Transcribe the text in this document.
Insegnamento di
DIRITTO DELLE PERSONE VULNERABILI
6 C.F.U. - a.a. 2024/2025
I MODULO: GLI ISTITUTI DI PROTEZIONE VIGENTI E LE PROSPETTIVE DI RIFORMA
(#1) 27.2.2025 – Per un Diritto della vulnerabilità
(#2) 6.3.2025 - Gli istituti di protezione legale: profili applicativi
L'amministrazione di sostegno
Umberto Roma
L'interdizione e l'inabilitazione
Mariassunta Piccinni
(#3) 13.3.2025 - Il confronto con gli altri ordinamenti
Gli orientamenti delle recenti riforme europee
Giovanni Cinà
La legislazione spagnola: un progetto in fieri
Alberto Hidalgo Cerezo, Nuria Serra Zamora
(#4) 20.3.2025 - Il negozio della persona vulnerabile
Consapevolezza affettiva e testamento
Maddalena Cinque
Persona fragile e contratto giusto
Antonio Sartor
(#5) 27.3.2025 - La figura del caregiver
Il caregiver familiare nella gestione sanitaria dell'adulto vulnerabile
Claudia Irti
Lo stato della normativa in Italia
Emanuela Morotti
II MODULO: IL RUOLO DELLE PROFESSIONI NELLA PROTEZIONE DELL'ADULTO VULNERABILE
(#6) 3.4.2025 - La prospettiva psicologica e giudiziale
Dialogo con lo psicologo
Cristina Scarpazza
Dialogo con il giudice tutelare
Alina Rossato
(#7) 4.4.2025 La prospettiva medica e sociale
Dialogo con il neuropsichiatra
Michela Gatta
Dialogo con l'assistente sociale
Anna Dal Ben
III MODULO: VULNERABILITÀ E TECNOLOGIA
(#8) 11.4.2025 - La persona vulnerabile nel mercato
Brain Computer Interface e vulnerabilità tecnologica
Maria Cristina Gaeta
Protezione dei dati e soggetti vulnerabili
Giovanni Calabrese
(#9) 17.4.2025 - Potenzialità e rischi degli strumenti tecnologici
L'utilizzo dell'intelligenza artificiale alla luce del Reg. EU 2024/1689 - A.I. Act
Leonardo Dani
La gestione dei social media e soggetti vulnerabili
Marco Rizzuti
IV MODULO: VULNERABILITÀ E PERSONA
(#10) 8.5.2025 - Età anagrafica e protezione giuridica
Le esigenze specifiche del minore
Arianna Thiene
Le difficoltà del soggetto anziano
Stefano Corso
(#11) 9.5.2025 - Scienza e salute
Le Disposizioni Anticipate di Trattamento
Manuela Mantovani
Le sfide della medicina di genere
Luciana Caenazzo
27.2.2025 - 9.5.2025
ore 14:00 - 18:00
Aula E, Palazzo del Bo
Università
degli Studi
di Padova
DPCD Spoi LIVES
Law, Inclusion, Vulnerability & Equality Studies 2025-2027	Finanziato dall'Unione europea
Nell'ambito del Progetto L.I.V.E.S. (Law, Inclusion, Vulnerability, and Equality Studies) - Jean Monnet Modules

____________________

▶ _GIVEN EXERCISE_
Where a line holds "sociale", copy that line.

▶ _ANSWER TO THE EXERCISE_
(#7) 4.4.2025 La prospettiva medica e sociale
Dialogo con l'assistente sociale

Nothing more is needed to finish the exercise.